▸ **Exercise brief**: Check each line of the data for "эпидемиологических" and select those that have it.

▸ **Material shown**:
┏━━
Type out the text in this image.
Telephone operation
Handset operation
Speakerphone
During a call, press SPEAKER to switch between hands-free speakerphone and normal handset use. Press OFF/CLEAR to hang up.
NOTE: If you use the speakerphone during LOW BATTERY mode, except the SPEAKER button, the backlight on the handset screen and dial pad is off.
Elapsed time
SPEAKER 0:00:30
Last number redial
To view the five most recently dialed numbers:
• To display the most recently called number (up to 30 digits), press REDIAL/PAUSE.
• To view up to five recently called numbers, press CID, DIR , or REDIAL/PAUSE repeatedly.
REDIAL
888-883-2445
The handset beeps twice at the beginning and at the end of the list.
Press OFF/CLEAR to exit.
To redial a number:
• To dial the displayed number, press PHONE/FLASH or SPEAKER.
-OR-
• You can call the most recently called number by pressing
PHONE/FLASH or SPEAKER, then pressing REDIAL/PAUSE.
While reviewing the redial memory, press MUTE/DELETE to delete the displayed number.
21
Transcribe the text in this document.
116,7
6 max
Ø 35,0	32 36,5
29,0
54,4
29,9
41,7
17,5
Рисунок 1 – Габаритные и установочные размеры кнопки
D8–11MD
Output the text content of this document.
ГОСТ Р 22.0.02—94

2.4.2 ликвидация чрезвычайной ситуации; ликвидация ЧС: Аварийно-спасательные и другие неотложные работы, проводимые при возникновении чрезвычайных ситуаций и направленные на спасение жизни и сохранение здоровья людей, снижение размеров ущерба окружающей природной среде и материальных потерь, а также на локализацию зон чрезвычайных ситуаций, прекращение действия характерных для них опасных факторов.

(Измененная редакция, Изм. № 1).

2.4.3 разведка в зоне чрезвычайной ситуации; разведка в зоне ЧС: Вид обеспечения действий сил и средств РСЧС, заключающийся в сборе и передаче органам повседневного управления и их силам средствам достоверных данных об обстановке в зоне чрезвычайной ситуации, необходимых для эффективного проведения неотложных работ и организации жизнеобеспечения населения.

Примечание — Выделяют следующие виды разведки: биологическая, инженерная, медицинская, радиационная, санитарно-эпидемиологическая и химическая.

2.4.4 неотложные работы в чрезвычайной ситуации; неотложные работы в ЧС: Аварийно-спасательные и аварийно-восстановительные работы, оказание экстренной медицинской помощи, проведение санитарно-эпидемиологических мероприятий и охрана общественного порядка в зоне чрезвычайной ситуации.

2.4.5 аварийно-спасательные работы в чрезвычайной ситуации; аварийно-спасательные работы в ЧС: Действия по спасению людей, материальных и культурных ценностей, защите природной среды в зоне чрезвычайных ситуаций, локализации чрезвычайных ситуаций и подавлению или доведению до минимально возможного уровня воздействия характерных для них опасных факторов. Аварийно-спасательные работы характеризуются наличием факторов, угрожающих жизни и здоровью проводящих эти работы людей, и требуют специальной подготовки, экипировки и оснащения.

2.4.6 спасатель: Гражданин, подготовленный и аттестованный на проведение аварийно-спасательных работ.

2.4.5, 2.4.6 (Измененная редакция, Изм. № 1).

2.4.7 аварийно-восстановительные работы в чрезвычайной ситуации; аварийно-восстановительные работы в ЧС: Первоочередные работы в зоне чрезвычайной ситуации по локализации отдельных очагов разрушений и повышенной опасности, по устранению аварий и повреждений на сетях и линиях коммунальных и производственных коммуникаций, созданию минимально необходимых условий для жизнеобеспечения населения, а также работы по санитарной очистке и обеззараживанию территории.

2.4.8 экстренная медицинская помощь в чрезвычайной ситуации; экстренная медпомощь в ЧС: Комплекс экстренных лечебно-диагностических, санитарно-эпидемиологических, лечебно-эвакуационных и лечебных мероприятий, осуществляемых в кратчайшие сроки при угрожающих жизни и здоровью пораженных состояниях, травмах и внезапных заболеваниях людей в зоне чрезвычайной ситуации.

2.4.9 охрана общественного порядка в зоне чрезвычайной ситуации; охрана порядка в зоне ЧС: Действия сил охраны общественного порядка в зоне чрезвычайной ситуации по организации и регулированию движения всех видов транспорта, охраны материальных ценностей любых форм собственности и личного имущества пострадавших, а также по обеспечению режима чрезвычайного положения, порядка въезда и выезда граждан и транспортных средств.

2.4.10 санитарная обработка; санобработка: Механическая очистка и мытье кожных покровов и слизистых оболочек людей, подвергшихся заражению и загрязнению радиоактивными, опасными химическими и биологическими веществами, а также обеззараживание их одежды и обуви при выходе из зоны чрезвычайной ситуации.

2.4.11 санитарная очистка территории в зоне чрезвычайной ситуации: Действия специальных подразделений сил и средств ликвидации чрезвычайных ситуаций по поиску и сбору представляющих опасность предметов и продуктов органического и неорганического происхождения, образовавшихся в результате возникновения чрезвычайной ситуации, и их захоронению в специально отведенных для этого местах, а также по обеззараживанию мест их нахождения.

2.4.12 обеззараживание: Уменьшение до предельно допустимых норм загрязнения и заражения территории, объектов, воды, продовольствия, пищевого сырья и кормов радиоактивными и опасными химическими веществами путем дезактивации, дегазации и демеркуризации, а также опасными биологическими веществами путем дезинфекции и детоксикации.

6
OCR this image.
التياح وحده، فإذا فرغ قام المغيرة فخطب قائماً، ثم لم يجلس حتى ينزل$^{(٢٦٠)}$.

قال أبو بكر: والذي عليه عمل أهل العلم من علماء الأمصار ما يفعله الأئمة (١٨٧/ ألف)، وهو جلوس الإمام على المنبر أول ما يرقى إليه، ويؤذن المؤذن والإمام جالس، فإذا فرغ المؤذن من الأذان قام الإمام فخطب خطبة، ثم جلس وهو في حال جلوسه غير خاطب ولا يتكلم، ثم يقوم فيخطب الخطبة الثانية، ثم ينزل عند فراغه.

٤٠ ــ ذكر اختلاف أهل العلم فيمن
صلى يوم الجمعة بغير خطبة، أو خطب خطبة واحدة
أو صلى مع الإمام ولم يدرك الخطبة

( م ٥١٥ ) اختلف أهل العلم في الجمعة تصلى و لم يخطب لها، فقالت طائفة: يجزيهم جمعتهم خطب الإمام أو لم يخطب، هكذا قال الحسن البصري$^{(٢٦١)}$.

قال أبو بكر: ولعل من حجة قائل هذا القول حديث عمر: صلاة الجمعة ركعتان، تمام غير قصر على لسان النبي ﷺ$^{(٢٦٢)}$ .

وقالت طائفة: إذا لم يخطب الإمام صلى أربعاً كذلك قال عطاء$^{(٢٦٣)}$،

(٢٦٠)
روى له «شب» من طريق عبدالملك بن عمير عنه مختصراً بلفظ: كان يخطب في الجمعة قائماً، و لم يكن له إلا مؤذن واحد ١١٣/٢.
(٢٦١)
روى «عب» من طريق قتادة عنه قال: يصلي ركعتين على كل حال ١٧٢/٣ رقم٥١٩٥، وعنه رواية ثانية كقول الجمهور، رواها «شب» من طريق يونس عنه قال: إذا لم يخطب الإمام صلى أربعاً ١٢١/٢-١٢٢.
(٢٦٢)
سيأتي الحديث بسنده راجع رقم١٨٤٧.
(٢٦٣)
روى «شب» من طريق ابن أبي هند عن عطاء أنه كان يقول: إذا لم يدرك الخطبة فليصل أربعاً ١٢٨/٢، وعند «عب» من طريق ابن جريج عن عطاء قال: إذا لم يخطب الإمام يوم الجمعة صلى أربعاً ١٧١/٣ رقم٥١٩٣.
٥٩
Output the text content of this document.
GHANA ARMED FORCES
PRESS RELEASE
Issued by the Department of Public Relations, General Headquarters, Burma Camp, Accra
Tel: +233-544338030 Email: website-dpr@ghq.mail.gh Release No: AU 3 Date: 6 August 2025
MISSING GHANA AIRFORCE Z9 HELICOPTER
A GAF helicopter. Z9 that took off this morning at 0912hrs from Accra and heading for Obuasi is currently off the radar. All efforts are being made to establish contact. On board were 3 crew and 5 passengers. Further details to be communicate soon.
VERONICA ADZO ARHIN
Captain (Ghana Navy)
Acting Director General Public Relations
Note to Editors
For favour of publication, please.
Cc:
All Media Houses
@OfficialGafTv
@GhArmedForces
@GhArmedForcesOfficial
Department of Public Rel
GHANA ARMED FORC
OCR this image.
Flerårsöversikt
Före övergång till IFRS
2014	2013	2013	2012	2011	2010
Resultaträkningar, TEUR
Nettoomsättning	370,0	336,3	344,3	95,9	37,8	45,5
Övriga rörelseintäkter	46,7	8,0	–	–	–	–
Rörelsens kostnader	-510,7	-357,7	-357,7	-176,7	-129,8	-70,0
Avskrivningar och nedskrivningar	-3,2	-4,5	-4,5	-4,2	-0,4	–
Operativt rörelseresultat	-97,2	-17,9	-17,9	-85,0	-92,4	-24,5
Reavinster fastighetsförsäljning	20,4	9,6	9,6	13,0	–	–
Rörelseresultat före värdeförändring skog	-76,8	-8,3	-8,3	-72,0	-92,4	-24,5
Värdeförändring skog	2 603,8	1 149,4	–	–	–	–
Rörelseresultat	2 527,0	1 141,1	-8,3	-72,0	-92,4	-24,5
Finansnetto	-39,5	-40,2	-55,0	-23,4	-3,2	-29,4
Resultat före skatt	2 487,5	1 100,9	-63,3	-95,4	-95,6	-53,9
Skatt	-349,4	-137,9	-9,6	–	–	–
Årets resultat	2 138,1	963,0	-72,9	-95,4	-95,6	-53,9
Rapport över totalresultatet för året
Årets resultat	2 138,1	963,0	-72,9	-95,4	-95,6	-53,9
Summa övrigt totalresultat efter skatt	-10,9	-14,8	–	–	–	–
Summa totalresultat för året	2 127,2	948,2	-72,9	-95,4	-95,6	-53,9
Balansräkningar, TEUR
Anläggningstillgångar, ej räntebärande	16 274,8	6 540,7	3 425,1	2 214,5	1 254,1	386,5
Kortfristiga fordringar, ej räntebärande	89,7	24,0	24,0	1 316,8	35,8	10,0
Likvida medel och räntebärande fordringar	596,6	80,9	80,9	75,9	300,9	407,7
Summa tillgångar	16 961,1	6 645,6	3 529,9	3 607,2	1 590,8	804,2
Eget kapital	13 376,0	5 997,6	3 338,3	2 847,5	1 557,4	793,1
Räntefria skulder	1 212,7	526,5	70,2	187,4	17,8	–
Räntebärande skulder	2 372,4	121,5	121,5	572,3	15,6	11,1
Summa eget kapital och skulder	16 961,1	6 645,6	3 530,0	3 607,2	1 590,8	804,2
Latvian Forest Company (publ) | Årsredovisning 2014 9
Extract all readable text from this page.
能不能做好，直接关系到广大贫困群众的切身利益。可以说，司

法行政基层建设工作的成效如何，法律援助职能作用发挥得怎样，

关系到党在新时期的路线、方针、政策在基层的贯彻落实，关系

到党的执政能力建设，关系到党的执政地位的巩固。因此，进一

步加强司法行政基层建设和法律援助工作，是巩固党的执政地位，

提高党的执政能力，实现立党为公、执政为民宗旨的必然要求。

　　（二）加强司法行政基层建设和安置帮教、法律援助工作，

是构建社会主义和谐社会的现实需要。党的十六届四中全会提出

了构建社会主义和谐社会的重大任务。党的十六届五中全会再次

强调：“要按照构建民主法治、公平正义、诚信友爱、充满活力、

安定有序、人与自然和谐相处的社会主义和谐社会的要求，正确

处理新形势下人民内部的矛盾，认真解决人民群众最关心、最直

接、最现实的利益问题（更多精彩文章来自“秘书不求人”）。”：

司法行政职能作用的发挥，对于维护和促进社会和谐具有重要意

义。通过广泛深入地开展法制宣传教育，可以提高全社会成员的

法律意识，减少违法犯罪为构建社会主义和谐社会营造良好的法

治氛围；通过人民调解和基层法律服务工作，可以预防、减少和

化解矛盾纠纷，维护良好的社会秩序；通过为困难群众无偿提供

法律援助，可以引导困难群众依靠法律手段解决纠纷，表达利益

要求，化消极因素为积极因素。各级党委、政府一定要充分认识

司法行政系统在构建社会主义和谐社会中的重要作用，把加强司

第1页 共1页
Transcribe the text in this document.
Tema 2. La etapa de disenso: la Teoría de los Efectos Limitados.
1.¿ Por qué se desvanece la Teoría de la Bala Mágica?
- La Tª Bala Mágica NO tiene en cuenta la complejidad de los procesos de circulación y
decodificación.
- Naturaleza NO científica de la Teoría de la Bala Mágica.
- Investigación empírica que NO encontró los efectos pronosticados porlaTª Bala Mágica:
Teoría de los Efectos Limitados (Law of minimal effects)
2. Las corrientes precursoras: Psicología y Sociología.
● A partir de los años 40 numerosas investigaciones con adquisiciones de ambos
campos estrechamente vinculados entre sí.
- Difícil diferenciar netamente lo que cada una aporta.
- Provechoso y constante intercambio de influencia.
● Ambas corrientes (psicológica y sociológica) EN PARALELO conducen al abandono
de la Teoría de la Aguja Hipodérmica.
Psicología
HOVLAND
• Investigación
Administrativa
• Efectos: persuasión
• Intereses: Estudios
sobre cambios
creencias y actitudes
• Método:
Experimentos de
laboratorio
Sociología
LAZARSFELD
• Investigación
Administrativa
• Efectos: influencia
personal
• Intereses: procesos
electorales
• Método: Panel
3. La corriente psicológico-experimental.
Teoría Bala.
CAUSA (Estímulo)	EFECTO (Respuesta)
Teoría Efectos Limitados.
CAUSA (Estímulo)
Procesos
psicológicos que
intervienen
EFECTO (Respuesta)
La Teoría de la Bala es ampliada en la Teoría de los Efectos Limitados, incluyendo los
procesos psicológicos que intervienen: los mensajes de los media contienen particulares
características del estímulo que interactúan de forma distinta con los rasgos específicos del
┗━━
▸ **Final result**:
2.4.4 неотложные работы в чрезвычайной ситуации; неотложные работы в ЧС: Аварийно-спасательные и аварийно-восстановительные работы, оказание экстренной медицинской помощи, проведение санитарно-эпидемиологических мероприятий и охрана общественного порядка в зоне чрезвычайной ситуации.
2.4.8 экстренная медицинская помощь в чрезвычайной ситуации; экстренная медпомощь в ЧС: Комплекс экстренных лечебно-диагностических, санитарно-эпидемиологических, лечебно-эвакуационных и лечебных мероприятий, осуществляемых в кратчайшие сроки при угрожающих жизни и здоровью пораженных состояниях, травмах и внезапных заболеваниях людей в зоне чрезвычайной ситуации.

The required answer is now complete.